## AIM
Your task is to retype each line of the data below exactly.

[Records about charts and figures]
....

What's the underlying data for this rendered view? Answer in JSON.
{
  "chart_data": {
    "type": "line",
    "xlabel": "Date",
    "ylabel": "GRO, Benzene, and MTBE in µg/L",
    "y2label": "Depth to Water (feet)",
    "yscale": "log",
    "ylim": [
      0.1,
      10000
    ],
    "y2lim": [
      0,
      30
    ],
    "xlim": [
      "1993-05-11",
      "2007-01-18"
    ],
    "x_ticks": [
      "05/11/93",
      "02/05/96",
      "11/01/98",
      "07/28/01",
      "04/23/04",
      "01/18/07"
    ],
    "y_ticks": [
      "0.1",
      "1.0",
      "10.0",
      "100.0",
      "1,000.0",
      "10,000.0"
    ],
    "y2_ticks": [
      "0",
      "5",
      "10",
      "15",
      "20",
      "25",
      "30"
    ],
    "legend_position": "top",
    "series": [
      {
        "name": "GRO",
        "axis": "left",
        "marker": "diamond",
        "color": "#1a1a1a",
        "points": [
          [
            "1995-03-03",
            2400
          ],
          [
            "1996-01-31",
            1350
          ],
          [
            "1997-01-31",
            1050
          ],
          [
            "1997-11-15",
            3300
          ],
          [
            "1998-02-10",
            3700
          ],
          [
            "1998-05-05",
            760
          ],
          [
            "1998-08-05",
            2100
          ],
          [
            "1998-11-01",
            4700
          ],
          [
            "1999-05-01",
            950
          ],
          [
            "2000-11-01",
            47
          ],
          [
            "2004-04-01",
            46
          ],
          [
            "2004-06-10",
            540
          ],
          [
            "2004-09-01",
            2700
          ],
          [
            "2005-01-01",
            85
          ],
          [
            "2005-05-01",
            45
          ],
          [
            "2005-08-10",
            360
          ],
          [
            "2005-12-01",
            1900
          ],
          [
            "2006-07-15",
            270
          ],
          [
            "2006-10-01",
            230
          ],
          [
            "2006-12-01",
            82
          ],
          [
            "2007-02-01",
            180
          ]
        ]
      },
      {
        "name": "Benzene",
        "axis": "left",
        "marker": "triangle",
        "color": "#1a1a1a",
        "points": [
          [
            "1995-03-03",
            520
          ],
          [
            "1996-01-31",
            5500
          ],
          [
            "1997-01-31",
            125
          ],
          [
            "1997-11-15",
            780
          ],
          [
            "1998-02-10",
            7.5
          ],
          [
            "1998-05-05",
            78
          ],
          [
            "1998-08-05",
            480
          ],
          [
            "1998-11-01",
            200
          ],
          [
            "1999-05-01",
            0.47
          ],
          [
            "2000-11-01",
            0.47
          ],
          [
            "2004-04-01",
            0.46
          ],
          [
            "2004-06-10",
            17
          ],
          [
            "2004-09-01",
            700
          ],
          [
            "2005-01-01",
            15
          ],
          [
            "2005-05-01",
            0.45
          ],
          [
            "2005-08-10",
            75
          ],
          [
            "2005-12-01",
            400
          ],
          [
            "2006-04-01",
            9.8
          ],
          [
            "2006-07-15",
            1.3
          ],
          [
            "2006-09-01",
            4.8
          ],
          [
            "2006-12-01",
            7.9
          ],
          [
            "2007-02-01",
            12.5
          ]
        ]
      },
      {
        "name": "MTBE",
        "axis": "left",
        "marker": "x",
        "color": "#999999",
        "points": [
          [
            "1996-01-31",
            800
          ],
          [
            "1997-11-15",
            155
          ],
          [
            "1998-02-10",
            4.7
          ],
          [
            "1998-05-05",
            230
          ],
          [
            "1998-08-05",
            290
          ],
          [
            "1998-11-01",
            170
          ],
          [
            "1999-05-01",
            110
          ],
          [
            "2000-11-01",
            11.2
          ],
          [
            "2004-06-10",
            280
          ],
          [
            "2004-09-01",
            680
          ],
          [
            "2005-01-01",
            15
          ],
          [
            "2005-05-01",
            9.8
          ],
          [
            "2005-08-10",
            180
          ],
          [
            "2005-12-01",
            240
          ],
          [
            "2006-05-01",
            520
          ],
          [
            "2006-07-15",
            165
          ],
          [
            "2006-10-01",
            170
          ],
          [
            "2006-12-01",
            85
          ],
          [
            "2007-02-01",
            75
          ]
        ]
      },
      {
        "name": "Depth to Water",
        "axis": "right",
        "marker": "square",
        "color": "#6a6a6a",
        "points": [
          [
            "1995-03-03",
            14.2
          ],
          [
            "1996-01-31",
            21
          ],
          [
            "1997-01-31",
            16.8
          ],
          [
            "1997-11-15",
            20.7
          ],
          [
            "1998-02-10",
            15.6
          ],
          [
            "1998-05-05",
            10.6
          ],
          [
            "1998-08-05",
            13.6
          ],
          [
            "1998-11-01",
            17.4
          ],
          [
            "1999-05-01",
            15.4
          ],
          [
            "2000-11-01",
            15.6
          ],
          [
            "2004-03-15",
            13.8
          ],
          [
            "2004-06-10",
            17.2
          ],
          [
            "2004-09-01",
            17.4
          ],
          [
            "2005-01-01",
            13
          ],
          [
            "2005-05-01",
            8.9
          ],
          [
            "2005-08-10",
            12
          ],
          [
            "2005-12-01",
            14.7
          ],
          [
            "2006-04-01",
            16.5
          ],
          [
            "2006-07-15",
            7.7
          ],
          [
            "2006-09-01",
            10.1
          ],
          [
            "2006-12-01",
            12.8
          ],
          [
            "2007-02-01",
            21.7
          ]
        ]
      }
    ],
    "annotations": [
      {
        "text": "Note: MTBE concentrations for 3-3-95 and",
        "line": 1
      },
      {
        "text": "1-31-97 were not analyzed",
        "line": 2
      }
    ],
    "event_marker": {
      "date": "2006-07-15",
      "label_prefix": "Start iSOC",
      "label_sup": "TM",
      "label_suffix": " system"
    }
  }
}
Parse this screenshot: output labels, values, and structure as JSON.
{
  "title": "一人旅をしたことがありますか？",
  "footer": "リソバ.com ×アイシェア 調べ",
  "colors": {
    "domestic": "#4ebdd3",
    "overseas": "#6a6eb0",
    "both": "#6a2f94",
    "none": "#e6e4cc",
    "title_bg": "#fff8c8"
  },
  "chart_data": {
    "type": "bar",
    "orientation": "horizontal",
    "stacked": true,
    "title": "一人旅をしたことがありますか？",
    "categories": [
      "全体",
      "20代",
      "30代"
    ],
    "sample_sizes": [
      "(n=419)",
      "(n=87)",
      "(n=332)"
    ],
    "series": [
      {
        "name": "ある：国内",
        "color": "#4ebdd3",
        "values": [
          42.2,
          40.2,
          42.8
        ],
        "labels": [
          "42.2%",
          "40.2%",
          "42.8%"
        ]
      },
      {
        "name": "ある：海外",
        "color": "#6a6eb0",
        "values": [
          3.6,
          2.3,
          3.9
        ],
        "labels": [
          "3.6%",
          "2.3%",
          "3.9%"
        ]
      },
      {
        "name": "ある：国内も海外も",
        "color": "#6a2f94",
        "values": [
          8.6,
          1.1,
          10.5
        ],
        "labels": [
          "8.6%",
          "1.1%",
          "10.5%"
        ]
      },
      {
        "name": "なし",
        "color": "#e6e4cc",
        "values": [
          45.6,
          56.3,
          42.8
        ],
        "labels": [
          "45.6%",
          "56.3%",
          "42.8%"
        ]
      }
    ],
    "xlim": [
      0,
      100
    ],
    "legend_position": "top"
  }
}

....

## THE ANSWER
What's the underlying data for this rendered view? Answer in JSON.
{
  "chart_data": {
    "type": "line",
    "xlabel": "Date",
    "ylabel": "GRO, Benzene, and MTBE in µg/L",
    "y2label": "Depth to Water (feet)",
    "yscale": "log",
    "ylim": [
      0.1,
      10000
    ],
    "y2lim": [
      0,
      30
    ],
    "xlim": [
      "1993-05-11",
      "2007-01-18"
    ],
    "x_ticks": [
      "05/11/93",
      "02/05/96",
      "11/01/98",
      "07/28/01",
      "04/23/04",
      "01/18/07"
    ],
    "y_ticks": [
      "0.1",
      "1.0",
      "10.0",
      "100.0",
      "1,000.0",
      "10,000.0"
    ],
    "y2_ticks": [
      "0",
      "5",
      "10",
      "15",
      "20",
      "25",
      "30"
    ],
    "legend_position": "top",
    "series": [
      {
        "name": "GRO",
        "axis": "left",
        "marker": "diamond",
        "color": "#1a1a1a",
        "points": [
          [
            "1995-03-03",
            2400
          ],
          [
            "1996-01-31",
            1350
          ],
          [
            "1997-01-31",
            1050
          ],
          [
            "1997-11-15",
            3300
          ],
          [
            "1998-02-10",
            3700
          ],
          [
            "1998-05-05",
            760
          ],
          [
            "1998-08-05",
            2100
          ],
          [
            "1998-11-01",
            4700
          ],
          [
            "1999-05-01",
            950
          ],
          [
            "2000-11-01",
            47
          ],
          [
            "2004-04-01",
            46
          ],
          [
            "2004-06-10",
            540
          ],
          [
            "2004-09-01",
            2700
          ],
          [
            "2005-01-01",
            85
          ],
          [
            "2005-05-01",
            45
          ],
          [
            "2005-08-10",
            360
          ],
          [
            "2005-12-01",
            1900
          ],
          [
            "2006-07-15",
            270
          ],
          [
            "2006-10-01",
            230
          ],
          [
            "2006-12-01",
            82
          ],
          [
            "2007-02-01",
            180
          ]
        ]
      },
      {
        "name": "Benzene",
        "axis": "left",
        "marker": "triangle",
        "color": "#1a1a1a",
        "points": [
          [
            "1995-03-03",
            520
          ],
          [
            "1996-01-31",
            5500
          ],
          [
            "1997-01-31",
            125
          ],
          [
            "1997-11-15",
            780
          ],
          [
            "1998-02-10",
            7.5
          ],
          [
            "1998-05-05",
            78
          ],
          [
            "1998-08-05",
            480
          ],
          [
            "1998-11-01",
            200
          ],
          [
            "1999-05-01",
            0.47
          ],
          [
            "2000-11-01",
            0.47
          ],
          [
            "2004-04-01",
            0.46
          ],
          [
            "2004-06-10",
            17
          ],
          [
            "2004-09-01",
            700
          ],
          [
            "2005-01-01",
            15
          ],
          [
            "2005-05-01",
            0.45
          ],
          [
            "2005-08-10",
            75
          ],
          [
            "2005-12-01",
            400
          ],
          [
            "2006-04-01",
            9.8
          ],
          [
            "2006-07-15",
            1.3
          ],
          [
            "2006-09-01",
            4.8
          ],
          [
            "2006-12-01",
            7.9
          ],
          [
            "2007-02-01",
            12.5
          ]
        ]
      },
      {
        "name": "MTBE",
        "axis": "left",
        "marker": "x",
        "color": "#999999",
        "points": [
          [
            "1996-01-31",
            800
          ],
          [
            "1997-11-15",
            155
          ],
          [
            "1998-02-10",
            4.7
          ],
          [
            "1998-05-05",
            230
          ],
          [
            "1998-08-05",
            290
          ],
          [
            "1998-11-01",
            170
          ],
          [
            "1999-05-01",
            110
          ],
          [
            "2000-11-01",
            11.2
          ],
          [
            "2004-06-10",
            280
          ],
          [
            "2004-09-01",
            680
          ],
          [
            "2005-01-01",
            15
          ],
          [
            "2005-05-01",
            9.8
          ],
          [
            "2005-08-10",
            180
          ],
          [
            "2005-12-01",
            240
          ],
          [
            "2006-05-01",
            520
          ],
          [
            "2006-07-15",
            165
          ],
          [
            "2006-10-01",
            170
          ],
          [
            "2006-12-01",
            85
          ],
          [
            "2007-02-01",
            75
          ]
        ]
      },
      {
        "name": "Depth to Water",
        "axis": "right",
        "marker": "square",
        "color": "#6a6a6a",
        "points": [
          [
            "1995-03-03",
            14.2
          ],
          [
            "1996-01-31",
            21
          ],
          [
            "1997-01-31",
            16.8
          ],
          [
            "1997-11-15",
            20.7
          ],
          [
            "1998-02-10",
            15.6
          ],
          [
            "1998-05-05",
            10.6
          ],
          [
            "1998-08-05",
            13.6
          ],
          [
            "1998-11-01",
            17.4
          ],
          [
            "1999-05-01",
            15.4
          ],
          [
            "2000-11-01",
            15.6
          ],
          [
            "2004-03-15",
            13.8
          ],
          [
            "2004-06-10",
            17.2
          ],
          [
            "2004-09-01",
            17.4
          ],
          [
            "2005-01-01",
            13
          ],
          [
            "2005-05-01",
            8.9
          ],
          [
            "2005-08-10",
            12
          ],
          [
            "2005-12-01",
            14.7
          ],
          [
            "2006-04-01",
            16.5
          ],
          [
            "2006-07-15",
            7.7
          ],
          [
            "2006-09-01",
            10.1
          ],
          [
            "2006-12-01",
            12.8
          ],
          [
            "2007-02-01",
            21.7
          ]
        ]
      }
    ],
    "annotations": [
      {
        "text": "Note: MTBE concentrations for 3-3-95 and",
        "line": 1
      },
      {
        "text": "1-31-97 were not analyzed",
        "line": 2
      }
    ],
    "event_marker": {
      "date": "2006-07-15",
      "label_prefix": "Start iSOC",
      "label_sup": "TM",
      "label_suffix": " system"
    }
  }
}
Parse this screenshot: output labels, values, and structure as JSON.
{
  "title": "一人旅をしたことがありますか？",
  "footer": "リソバ.com ×アイシェア 調べ",
  "colors": {
    "domestic": "#4ebdd3",
    "overseas": "#6a6eb0",
    "both": "#6a2f94",
    "none": "#e6e4cc",
    "title_bg": "#fff8c8"
  },
  "chart_data": {
    "type": "bar",
    "orientation": "horizontal",
    "stacked": true,
    "title": "一人旅をしたことがありますか？",
    "categories": [
      "全体",
      "20代",
      "30代"
    ],
    "sample_sizes": [
      "(n=419)",
      "(n=87)",
      "(n=332)"
    ],
    "series": [
      {
        "name": "ある：国内",
        "color": "#4ebdd3",
        "values": [
          42.2,
          40.2,
          42.8
        ],
        "labels": [
          "42.2%",
          "40.2%",
          "42.8%"
        ]
      },
      {
        "name": "ある：海外",
        "color": "#6a6eb0",
        "values": [
          3.6,
          2.3,
          3.9
        ],
        "labels": [
          "3.6%",
          "2.3%",
          "3.9%"
        ]
      },
      {
        "name": "ある：国内も海外も",
        "color": "#6a2f94",
        "values": [
          8.6,
          1.1,
          10.5
        ],
        "labels": [
          "8.6%",
          "1.1%",
          "10.5%"
        ]
      },
      {
        "name": "なし",
        "color": "#e6e4cc",
        "values": [
          45.6,
          56.3,
          42.8
        ],
        "labels": [
          "45.6%",
          "56.3%",
          "42.8%"
        ]
      }
    ],
    "xlim": [
      0,
      100
    ],
    "legend_position": "top"
  }
}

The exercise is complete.